## Begin
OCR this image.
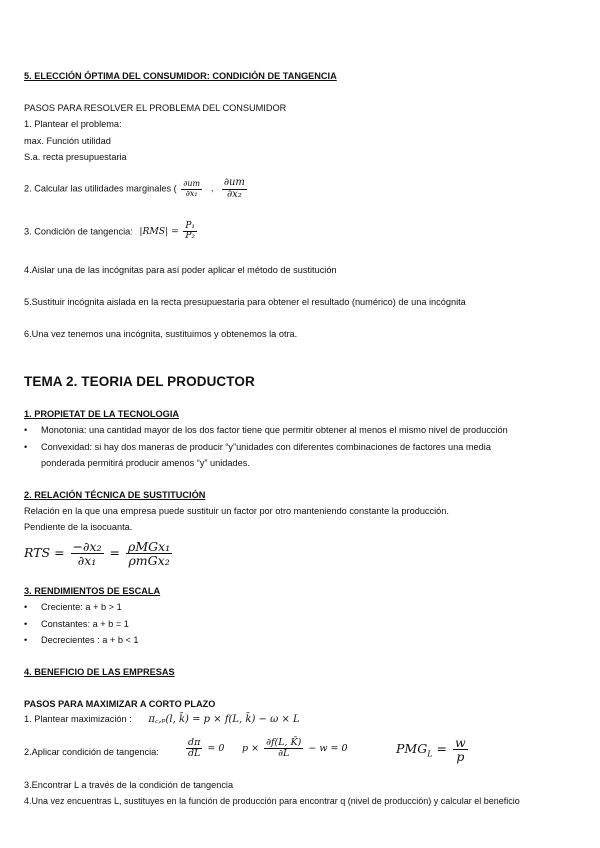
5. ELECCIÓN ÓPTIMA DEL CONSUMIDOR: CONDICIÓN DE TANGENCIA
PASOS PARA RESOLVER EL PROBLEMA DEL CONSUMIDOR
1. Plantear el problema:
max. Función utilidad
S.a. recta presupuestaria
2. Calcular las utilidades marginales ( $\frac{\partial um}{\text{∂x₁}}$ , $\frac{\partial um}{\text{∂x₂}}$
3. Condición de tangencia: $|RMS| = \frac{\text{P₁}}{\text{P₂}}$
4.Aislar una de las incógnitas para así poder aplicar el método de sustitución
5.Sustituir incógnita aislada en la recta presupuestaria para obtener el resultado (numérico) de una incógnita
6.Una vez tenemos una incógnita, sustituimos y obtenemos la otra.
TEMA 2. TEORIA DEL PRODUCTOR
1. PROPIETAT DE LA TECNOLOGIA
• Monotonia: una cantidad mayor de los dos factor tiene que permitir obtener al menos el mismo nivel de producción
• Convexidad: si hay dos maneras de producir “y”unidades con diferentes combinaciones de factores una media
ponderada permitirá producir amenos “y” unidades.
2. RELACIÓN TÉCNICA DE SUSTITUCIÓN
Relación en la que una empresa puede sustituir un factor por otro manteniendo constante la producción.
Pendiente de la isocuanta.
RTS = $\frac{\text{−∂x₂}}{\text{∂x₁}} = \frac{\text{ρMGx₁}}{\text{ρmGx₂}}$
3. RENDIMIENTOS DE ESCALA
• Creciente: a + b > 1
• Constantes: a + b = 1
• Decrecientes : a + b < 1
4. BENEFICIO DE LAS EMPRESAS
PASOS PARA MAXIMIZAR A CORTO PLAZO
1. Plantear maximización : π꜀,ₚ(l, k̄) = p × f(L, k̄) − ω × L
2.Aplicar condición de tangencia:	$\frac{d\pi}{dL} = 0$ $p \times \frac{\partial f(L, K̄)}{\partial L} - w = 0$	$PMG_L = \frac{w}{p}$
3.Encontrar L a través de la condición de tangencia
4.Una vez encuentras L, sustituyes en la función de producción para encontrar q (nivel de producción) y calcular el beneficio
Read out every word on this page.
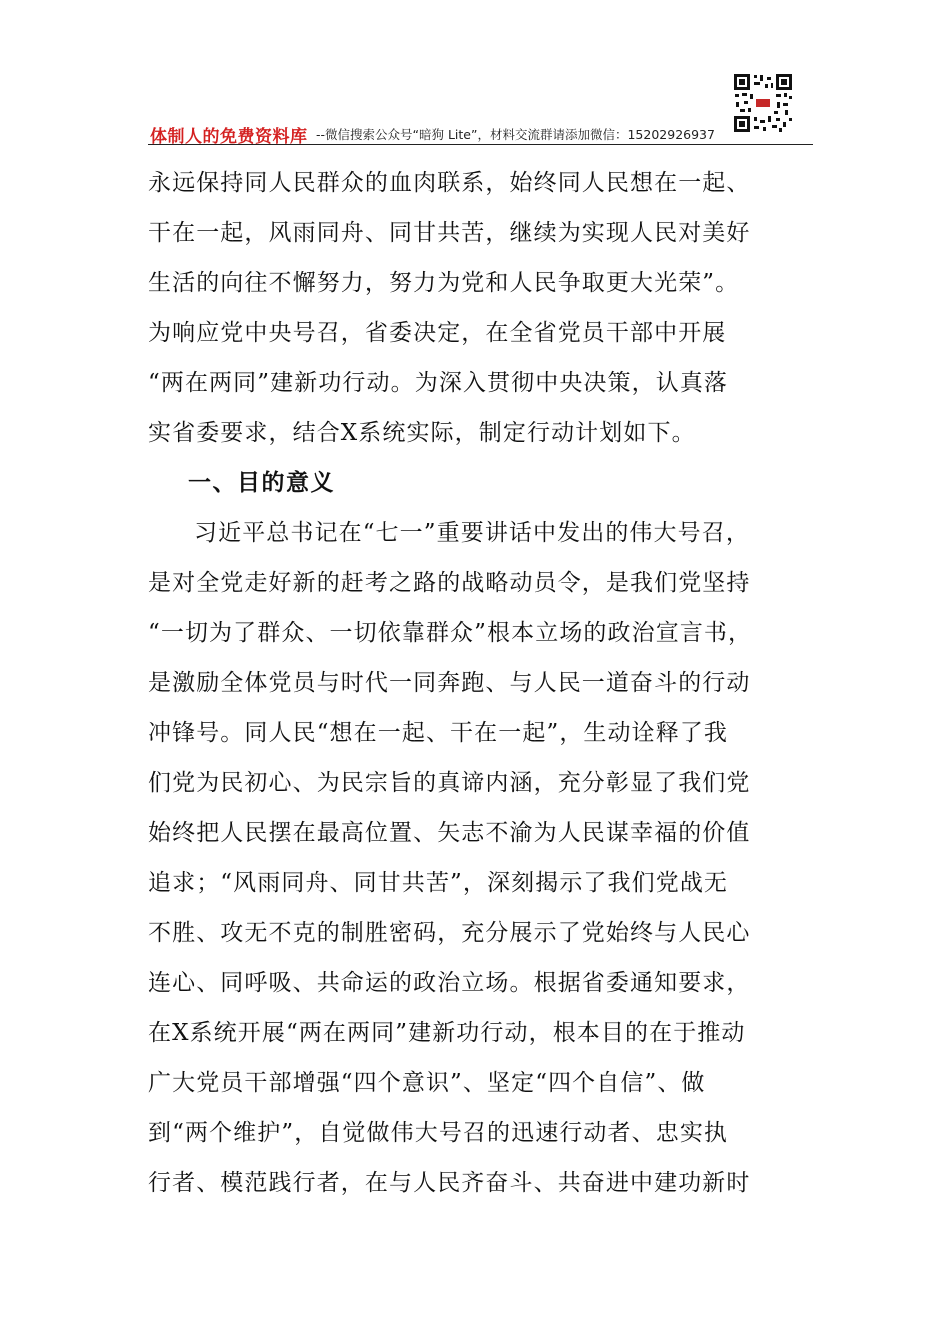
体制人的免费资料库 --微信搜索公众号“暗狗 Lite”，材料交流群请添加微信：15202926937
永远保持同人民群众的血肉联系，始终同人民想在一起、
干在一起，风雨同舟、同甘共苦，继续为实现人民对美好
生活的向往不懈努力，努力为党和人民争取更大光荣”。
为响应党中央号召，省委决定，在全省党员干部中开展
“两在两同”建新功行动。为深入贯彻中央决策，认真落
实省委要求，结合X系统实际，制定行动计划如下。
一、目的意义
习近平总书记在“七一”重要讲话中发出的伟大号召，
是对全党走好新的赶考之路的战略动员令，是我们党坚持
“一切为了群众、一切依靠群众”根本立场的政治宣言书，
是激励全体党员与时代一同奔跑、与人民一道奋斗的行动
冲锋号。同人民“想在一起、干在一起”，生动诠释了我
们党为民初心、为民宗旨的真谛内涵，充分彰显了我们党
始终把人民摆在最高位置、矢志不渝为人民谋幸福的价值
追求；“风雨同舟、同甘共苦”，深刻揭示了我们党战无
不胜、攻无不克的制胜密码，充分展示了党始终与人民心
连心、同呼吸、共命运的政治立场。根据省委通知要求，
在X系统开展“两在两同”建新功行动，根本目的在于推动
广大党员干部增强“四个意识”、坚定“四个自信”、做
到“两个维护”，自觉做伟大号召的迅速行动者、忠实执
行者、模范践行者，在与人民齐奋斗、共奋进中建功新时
## End
→ **Work required**
Your task is to gather every line with the word "干在一起" and copy it.

→ **Exercise output**
干在一起，风雨同舟、同甘共苦，继续为实现人民对美好
冲锋号。同人民“想在一起、干在一起”，生动诠释了我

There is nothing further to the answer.